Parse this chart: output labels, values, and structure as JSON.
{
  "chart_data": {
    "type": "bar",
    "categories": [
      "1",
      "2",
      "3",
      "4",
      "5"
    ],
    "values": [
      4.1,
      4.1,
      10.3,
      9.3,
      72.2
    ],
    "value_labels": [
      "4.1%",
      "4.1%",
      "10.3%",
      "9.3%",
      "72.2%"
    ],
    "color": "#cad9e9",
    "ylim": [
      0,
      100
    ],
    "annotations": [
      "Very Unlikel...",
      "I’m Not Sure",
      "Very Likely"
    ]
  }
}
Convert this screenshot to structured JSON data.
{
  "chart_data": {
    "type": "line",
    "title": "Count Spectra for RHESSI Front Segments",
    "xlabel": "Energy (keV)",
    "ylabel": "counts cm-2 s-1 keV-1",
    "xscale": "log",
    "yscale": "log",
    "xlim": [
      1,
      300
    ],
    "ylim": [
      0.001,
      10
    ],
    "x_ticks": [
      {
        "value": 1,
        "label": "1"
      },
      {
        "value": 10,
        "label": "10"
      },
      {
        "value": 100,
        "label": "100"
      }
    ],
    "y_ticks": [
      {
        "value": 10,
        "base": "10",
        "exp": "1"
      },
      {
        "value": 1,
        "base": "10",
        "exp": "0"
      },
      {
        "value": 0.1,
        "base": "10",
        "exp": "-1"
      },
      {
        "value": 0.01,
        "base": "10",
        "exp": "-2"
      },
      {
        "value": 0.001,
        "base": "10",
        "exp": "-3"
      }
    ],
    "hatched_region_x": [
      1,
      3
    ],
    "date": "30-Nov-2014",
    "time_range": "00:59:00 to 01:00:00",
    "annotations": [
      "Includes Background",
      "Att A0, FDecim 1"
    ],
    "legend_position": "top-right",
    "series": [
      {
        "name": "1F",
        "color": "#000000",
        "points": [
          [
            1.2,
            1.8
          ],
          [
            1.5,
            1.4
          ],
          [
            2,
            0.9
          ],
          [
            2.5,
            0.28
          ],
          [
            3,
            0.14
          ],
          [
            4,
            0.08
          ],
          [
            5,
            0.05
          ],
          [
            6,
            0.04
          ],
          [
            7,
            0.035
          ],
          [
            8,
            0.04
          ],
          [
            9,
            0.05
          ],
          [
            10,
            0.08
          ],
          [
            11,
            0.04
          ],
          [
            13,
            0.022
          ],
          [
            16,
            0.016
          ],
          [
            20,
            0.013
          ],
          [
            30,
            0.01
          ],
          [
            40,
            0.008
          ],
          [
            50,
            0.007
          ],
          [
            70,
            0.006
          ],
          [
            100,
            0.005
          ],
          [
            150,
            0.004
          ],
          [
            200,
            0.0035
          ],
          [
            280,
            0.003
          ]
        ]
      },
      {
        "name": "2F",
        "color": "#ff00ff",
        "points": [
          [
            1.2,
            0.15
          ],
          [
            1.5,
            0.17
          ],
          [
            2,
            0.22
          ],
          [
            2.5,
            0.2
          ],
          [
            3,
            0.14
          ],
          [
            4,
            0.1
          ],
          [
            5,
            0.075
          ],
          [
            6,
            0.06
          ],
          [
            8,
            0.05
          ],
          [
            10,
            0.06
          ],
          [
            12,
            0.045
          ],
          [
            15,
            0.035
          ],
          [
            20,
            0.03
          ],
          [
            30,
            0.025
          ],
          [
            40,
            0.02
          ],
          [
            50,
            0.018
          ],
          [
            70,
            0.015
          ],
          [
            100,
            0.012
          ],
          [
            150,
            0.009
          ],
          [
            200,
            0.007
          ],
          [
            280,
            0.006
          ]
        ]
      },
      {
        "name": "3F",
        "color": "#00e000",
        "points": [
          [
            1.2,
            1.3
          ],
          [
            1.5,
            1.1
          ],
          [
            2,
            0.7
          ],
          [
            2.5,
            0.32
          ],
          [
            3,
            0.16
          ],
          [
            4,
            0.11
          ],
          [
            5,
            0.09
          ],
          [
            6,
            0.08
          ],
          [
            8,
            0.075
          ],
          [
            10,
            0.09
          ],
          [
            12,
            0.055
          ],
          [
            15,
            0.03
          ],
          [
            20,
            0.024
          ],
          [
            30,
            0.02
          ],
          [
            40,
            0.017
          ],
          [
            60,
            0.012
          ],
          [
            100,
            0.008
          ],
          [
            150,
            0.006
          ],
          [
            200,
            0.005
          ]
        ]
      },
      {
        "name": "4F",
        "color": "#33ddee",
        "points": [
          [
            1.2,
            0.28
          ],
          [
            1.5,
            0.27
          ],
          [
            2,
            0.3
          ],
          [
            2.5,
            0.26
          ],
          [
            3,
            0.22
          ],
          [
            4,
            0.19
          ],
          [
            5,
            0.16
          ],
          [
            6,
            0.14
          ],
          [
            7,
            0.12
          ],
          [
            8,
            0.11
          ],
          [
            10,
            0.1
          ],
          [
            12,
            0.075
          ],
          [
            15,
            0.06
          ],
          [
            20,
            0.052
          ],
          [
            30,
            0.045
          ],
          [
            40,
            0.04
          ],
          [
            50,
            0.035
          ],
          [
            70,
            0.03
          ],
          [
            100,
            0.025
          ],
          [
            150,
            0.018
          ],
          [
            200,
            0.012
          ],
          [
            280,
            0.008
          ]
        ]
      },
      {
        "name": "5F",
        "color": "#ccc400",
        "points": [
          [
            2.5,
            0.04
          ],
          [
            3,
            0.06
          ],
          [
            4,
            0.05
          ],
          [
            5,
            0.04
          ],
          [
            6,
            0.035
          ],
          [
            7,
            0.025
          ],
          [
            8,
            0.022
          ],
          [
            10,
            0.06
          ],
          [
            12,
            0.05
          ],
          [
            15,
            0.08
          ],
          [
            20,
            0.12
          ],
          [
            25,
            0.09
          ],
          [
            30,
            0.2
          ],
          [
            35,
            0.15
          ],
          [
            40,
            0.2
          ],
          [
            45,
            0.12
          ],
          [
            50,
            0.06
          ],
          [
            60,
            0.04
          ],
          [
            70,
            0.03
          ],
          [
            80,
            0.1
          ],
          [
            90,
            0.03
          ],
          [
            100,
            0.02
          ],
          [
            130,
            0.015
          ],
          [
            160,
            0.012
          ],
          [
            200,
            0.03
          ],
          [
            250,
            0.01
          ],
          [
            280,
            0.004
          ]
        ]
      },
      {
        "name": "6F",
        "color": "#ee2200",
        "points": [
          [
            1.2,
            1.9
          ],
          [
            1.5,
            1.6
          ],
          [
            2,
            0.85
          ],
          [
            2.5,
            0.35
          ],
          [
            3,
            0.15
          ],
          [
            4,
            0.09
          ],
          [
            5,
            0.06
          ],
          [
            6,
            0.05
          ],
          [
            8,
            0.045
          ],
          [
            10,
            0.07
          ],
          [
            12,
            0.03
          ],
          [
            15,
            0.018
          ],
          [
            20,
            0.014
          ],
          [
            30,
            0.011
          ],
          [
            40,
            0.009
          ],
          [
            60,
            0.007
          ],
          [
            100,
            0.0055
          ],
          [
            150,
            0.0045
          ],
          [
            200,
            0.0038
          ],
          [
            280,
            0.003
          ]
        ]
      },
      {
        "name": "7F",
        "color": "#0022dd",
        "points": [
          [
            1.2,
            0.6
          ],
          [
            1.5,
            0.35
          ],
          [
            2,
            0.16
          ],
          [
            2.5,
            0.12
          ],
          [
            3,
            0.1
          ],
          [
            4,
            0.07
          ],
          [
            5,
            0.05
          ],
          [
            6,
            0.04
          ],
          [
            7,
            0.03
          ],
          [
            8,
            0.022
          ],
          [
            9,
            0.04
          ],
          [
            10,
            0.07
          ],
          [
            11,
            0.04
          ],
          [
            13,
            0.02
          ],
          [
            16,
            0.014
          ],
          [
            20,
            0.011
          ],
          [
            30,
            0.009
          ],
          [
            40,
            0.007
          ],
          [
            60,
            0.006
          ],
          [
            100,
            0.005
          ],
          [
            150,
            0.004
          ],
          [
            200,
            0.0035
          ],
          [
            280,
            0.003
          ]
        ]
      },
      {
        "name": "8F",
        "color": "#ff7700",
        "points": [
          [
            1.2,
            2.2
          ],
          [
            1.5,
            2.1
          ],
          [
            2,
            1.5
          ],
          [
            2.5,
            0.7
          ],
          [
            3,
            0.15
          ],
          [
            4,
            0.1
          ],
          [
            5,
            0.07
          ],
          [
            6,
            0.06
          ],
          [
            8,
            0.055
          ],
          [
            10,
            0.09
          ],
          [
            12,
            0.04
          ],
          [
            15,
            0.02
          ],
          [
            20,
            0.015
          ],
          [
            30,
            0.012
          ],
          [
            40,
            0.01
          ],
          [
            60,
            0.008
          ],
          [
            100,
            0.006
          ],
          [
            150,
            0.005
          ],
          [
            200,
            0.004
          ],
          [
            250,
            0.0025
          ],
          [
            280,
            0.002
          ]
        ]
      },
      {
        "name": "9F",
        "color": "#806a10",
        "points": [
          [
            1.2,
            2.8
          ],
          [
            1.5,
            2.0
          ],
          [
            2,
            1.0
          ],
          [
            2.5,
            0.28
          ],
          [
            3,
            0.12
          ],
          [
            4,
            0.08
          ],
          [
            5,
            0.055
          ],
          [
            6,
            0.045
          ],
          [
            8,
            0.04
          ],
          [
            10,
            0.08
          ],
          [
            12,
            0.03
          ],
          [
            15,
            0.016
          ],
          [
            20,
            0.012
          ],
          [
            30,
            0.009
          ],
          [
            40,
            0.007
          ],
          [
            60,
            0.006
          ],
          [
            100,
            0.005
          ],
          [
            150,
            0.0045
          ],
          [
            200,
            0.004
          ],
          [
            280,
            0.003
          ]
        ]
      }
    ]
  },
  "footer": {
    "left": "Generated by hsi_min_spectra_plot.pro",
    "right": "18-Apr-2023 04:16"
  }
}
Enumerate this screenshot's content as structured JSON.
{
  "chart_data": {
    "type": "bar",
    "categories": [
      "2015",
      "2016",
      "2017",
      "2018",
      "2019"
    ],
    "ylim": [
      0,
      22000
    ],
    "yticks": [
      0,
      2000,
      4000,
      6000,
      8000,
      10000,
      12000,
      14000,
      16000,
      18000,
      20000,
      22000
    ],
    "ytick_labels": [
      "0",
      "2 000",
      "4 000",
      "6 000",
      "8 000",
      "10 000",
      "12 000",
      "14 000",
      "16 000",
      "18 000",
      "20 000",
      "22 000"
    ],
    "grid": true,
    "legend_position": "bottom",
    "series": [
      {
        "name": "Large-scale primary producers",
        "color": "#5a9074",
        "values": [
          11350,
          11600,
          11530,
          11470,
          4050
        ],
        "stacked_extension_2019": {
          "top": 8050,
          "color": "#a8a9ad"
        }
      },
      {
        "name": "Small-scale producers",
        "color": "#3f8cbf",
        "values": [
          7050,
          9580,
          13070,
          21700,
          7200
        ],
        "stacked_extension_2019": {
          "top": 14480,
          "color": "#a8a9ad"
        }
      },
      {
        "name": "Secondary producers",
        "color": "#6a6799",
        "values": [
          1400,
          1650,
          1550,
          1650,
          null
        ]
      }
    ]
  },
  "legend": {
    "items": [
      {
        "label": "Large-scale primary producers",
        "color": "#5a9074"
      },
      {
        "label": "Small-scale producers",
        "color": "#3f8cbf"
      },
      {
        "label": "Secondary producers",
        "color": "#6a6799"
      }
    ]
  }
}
# # # # #
WORK TO COMPLETE
From the line that contains "Enumerate this screenshot's" to the last line of the material above, repeat every line exactly, keeping both the first and the last.

REPLY TO THE EXERCISE
Enumerate this screenshot's content as structured JSON.
{
  "chart_data": {
    "type": "bar",
    "categories": [
      "2015",
      "2016",
      "2017",
      "2018",
      "2019"
    ],
    "ylim": [
      0,
      22000
    ],
    "yticks": [
      0,
      2000,
      4000,
      6000,
      8000,
      10000,
      12000,
      14000,
      16000,
      18000,
      20000,
      22000
    ],
    "ytick_labels": [
      "0",
      "2 000",
      "4 000",
      "6 000",
      "8 000",
      "10 000",
      "12 000",
      "14 000",
      "16 000",
      "18 000",
      "20 000",
      "22 000"
    ],
    "grid": true,
    "legend_position": "bottom",
    "series": [
      {
        "name": "Large-scale primary producers",
        "color": "#5a9074",
        "values": [
          11350,
          11600,
          11530,
          11470,
          4050
        ],
        "stacked_extension_2019": {
          "top": 8050,
          "color": "#a8a9ad"
        }
      },
      {
        "name": "Small-scale producers",
        "color": "#3f8cbf",
        "values": [
          7050,
          9580,
          13070,
          21700,
          7200
        ],
        "stacked_extension_2019": {
          "top": 14480,
          "color": "#a8a9ad"
        }
      },
      {
        "name": "Secondary producers",
        "color": "#6a6799",
        "values": [
          1400,
          1650,
          1550,
          1650,
          null
        ]
      }
    ]
  },
  "legend": {
    "items": [
      {
        "label": "Large-scale primary producers",
        "color": "#5a9074"
      },
      {
        "label": "Small-scale producers",
        "color": "#3f8cbf"
      },
      {
        "label": "Secondary producers",
        "color": "#6a6799"
      }
    ]
  }
}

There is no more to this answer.